**Task statement:**
According to the article header below on a minimal invasive mouse model of extracorporeal circulation, on what date was the article accepted?
BEGIN Source document
A Novel Minimal Invasive Mouse Model of Extracorporeal Circulation

1Department of Cardiovascular Surgery, West China Hospital, Sichuan University, Chengdu, Sichuan 610041, China
2Intensive Care Unit, West China Hospital, Sichuan University, Chengdu, Sichuan 610041, China
3Department of Anesthesiology and Translational Neuroscience Center, West China Hospital, Sichuan University, Chengdu, Sichuan 610041, China
4Department of Experimental Medicine, West China Hospital, Sichuan University, Chengdu, Sichuan 610041, China

Received 11 August 2014; Revised 12 January 2015; Accepted 12 January 2015

Academic Editor: Fulvio D’Acquisto

Copyright © 2015 Shuhua Luo et al. This is an open access article distributed under the Creative Commons Attribution License, which permits unrestricted use, distribution, and reproduction in any medium, provided the original work is properly cited.
END Source document
BEGIN Given information
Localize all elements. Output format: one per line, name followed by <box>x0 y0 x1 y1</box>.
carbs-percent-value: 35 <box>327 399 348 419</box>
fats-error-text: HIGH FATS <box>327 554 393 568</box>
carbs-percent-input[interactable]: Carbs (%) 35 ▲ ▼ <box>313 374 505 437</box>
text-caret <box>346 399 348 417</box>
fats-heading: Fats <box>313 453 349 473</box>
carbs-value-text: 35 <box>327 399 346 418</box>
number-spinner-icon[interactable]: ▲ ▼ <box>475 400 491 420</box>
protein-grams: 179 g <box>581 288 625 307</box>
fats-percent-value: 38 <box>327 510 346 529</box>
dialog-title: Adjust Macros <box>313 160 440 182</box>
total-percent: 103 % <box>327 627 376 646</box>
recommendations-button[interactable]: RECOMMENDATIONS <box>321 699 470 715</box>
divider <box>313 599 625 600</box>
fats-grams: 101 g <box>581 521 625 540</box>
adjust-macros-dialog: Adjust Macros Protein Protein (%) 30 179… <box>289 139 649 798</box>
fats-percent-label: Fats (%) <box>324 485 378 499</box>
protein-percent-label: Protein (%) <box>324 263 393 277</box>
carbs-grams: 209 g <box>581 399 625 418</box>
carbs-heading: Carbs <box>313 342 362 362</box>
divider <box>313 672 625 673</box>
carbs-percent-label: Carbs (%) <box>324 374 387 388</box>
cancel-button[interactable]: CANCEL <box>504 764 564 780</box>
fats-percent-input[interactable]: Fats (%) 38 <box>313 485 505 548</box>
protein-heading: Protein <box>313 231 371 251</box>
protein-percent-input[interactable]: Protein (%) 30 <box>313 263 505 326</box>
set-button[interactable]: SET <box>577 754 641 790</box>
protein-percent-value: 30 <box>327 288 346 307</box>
END Given information
**Task response:**
12 January 2015